DATA TO USE.
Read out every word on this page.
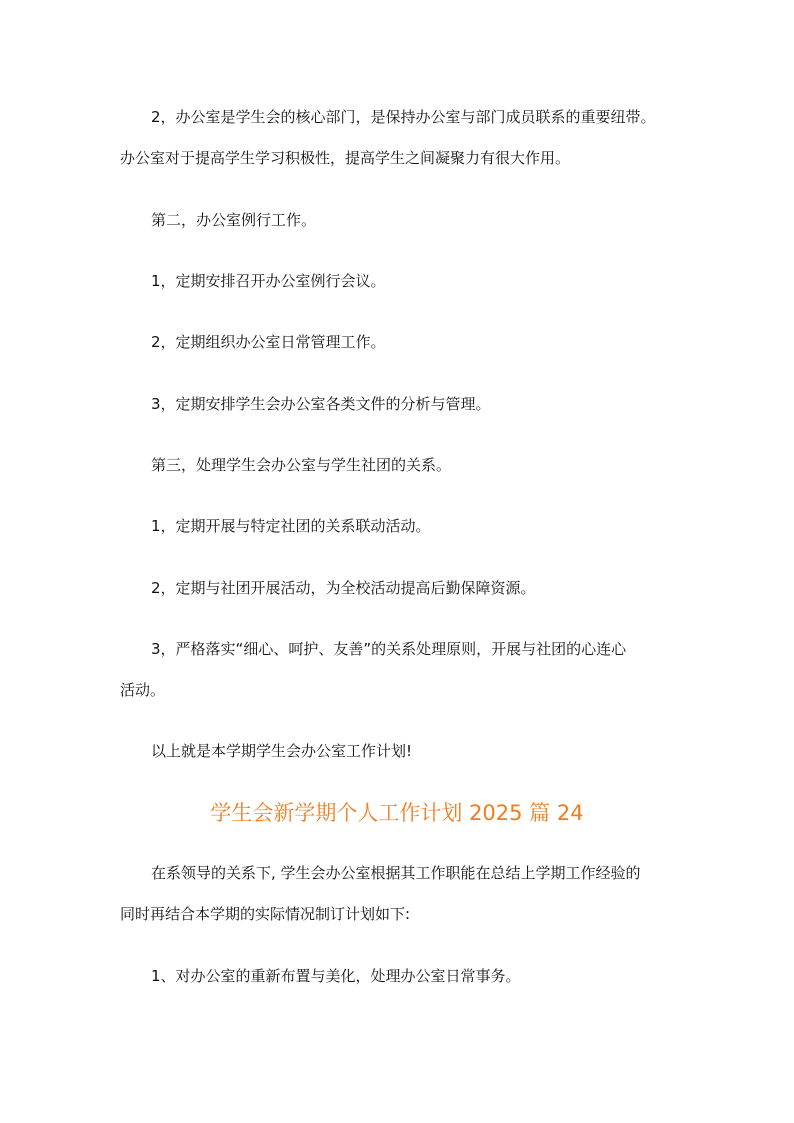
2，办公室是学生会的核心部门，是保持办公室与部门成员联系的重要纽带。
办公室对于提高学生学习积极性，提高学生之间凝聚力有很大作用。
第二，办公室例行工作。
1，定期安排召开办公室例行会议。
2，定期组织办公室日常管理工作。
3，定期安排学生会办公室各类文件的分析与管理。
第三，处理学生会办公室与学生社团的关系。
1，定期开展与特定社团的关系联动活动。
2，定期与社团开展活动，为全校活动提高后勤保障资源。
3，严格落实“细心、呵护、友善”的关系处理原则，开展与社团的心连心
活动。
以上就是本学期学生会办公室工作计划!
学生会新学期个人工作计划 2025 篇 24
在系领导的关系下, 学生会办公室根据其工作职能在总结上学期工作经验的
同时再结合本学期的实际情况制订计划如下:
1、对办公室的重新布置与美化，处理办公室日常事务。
==
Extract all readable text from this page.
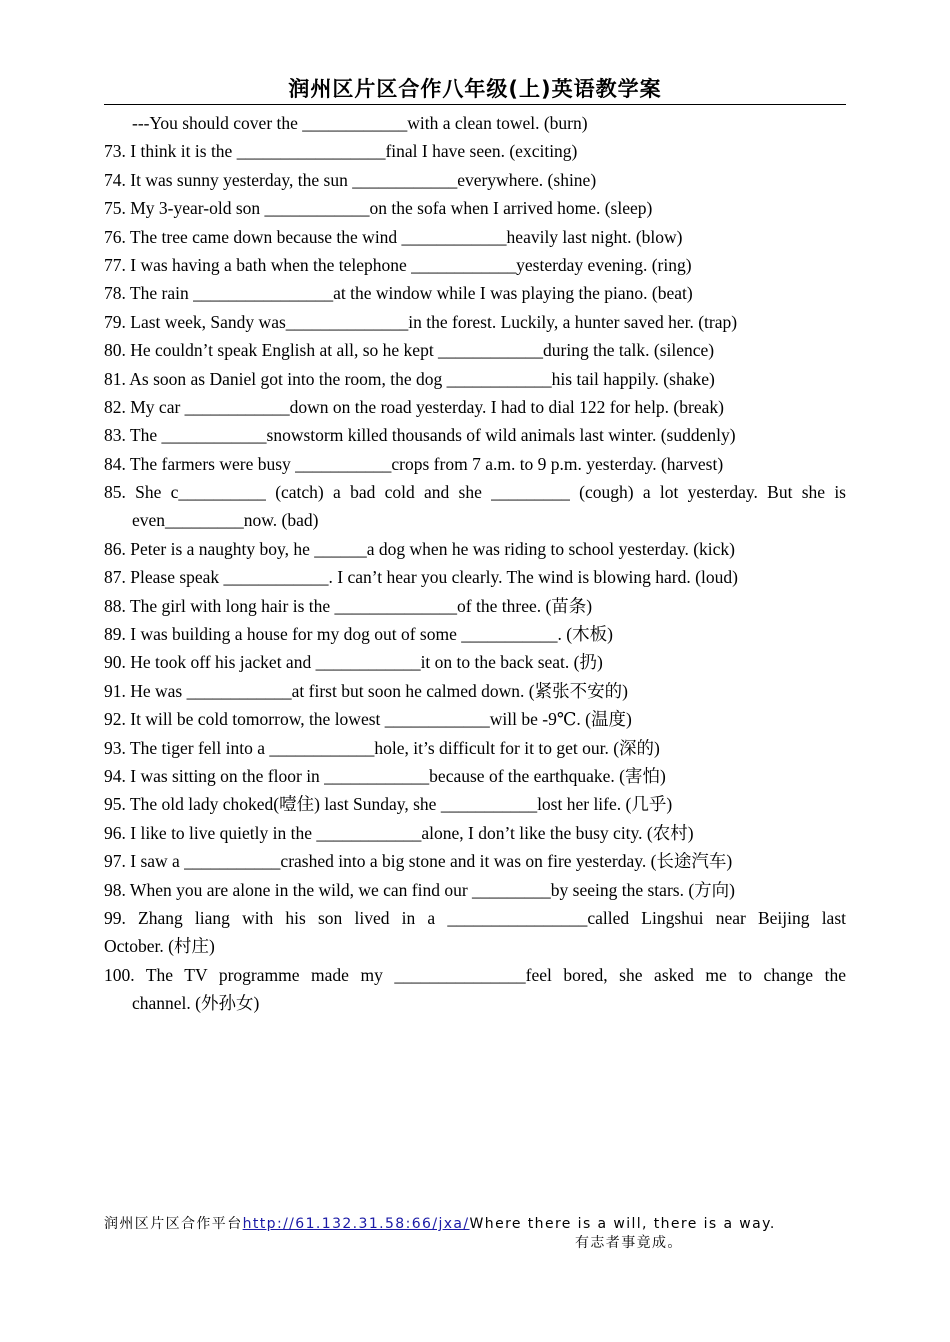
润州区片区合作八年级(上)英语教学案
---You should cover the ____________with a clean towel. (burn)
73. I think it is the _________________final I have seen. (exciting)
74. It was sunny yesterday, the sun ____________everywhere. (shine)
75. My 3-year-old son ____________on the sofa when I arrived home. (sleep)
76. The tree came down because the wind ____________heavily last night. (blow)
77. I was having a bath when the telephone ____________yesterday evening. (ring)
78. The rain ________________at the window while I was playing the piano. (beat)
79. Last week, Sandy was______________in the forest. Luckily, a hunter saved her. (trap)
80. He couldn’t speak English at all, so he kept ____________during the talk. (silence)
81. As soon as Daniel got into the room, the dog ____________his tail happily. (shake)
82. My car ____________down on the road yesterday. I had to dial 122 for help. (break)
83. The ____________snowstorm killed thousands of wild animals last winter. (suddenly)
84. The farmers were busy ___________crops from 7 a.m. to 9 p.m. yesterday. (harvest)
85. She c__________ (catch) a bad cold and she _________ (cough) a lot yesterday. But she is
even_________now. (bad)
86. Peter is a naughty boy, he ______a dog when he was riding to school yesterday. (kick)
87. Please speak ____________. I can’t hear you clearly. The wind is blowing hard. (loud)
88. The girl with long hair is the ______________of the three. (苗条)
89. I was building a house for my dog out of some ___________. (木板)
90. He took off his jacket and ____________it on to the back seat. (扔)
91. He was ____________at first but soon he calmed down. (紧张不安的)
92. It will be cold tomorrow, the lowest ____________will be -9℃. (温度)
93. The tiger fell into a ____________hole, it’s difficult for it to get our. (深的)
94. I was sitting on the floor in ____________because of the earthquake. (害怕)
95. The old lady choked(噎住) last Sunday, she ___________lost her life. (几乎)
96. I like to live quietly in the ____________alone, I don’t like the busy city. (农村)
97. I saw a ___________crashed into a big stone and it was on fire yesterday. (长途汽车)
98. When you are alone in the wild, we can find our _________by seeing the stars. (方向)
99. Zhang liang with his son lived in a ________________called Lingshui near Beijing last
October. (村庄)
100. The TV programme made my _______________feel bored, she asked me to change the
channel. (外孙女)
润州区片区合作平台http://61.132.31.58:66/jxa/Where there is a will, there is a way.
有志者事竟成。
---
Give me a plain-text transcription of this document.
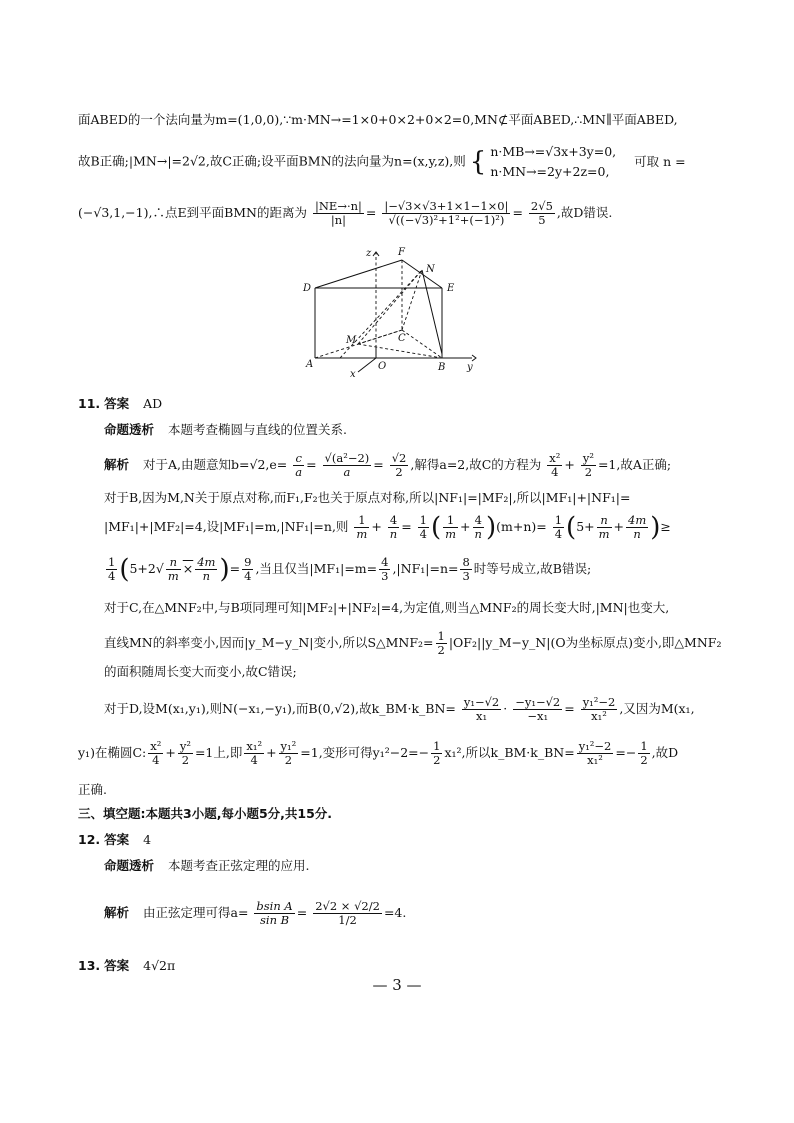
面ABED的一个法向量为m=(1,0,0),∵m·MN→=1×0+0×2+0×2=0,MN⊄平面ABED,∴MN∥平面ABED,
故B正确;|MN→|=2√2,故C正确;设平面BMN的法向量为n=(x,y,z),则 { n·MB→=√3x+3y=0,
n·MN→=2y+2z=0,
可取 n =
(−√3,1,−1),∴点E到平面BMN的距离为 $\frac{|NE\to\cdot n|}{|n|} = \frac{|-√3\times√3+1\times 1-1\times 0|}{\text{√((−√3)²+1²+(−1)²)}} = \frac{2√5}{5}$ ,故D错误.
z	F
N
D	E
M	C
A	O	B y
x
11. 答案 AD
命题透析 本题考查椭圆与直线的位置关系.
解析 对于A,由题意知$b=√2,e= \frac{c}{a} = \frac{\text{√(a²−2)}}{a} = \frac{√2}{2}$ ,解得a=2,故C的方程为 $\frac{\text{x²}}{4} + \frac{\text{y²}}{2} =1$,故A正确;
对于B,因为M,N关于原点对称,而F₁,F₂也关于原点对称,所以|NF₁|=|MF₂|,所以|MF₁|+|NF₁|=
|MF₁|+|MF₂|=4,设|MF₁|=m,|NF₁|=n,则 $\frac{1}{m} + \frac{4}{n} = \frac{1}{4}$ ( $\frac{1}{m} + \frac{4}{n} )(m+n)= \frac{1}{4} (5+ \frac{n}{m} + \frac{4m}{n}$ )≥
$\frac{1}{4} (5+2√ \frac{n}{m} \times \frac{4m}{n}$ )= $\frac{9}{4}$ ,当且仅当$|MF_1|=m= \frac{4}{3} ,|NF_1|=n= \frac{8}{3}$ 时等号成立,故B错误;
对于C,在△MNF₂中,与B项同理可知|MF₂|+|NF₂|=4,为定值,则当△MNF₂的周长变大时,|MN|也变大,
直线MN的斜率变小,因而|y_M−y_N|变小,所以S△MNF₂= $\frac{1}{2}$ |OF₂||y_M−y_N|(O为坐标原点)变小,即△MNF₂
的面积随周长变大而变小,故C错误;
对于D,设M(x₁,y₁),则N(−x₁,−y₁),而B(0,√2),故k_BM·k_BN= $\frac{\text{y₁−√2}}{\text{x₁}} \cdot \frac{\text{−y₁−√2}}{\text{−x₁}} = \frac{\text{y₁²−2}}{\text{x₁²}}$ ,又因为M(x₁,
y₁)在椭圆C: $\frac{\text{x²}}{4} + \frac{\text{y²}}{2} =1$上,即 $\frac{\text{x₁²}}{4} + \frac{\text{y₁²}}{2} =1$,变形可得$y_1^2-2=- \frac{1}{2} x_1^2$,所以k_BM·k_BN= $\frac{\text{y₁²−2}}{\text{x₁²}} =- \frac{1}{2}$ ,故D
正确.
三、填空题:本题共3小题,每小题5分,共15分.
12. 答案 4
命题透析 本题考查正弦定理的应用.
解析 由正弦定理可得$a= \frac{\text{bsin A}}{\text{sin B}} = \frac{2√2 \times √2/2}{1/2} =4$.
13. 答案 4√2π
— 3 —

YOUR TASK. Determine how many lines of the data contain "cold" and give nothing but that number.

EXPECTED ANSWER. 2